Task objective
Only the number is needed: how many lines of the records include "号召大家学习白求恩精神"?

Task input
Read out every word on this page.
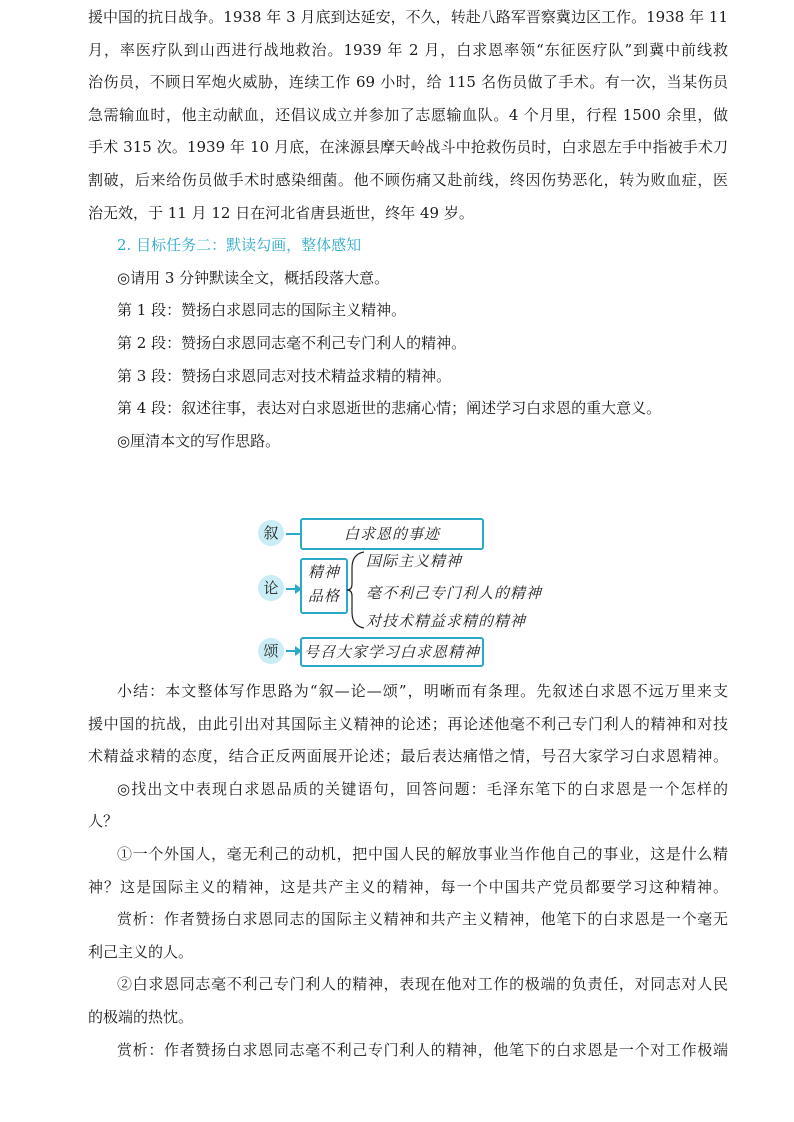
援中国的抗日战争。1938 年 3 月底到达延安，不久，转赴八路军晋察冀边区工作。1938 年 11

月，率医疗队到山西进行战地救治。1939 年 2 月，白求恩率领“东征医疗队”到冀中前线救

治伤员，不顾日军炮火威胁，连续工作 69 小时，给 115 名伤员做了手术。有一次，当某伤员

急需输血时，他主动献血，还倡议成立并参加了志愿输血队。4 个月里，行程 1500 余里，做

手术 315 次。1939 年 10 月底，在涞源县摩天岭战斗中抢救伤员时，白求恩左手中指被手术刀

割破，后来给伤员做手术时感染细菌。他不顾伤痛又赴前线，终因伤势恶化，转为败血症，医

治无效，于 11 月 12 日在河北省唐县逝世，终年 49 岁。

2. 目标任务二：默读勾画，整体感知

◎请用 3 分钟默读全文，概括段落大意。

第 1 段：赞扬白求恩同志的国际主义精神。

第 2 段：赞扬白求恩同志毫不利己专门利人的精神。

第 3 段：赞扬白求恩同志对技术精益求精的精神。

第 4 段：叙述往事，表达对白求恩逝世的悲痛心情；阐述学习白求恩的重大意义。

◎厘清本文的写作思路。

叙	白求恩的事迹
论
精神
品格
国际主义精神
毫不利己专门利人的精神
对技术精益求精的精神
颂	号召大家学习白求恩精神

小结：本文整体写作思路为“叙—论—颂”，明晰而有条理。先叙述白求恩不远万里来支

援中国的抗战，由此引出对其国际主义精神的论述；再论述他毫不利己专门利人的精神和对技

术精益求精的态度，结合正反两面展开论述；最后表达痛惜之情，号召大家学习白求恩精神。

◎找出文中表现白求恩品质的关键语句，回答问题：毛泽东笔下的白求恩是一个怎样的

人？

①一个外国人，毫无利己的动机，把中国人民的解放事业当作他自己的事业，这是什么精

神？这是国际主义的精神，这是共产主义的精神，每一个中国共产党员都要学习这种精神。

赏析：作者赞扬白求恩同志的国际主义精神和共产主义精神，他笔下的白求恩是一个毫无

利己主义的人。

②白求恩同志毫不利己专门利人的精神，表现在他对工作的极端的负责任，对同志对人民

的极端的热忱。

赏析：作者赞扬白求恩同志毫不利己专门利人的精神，他笔下的白求恩是一个对工作极端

Result for this exercise
2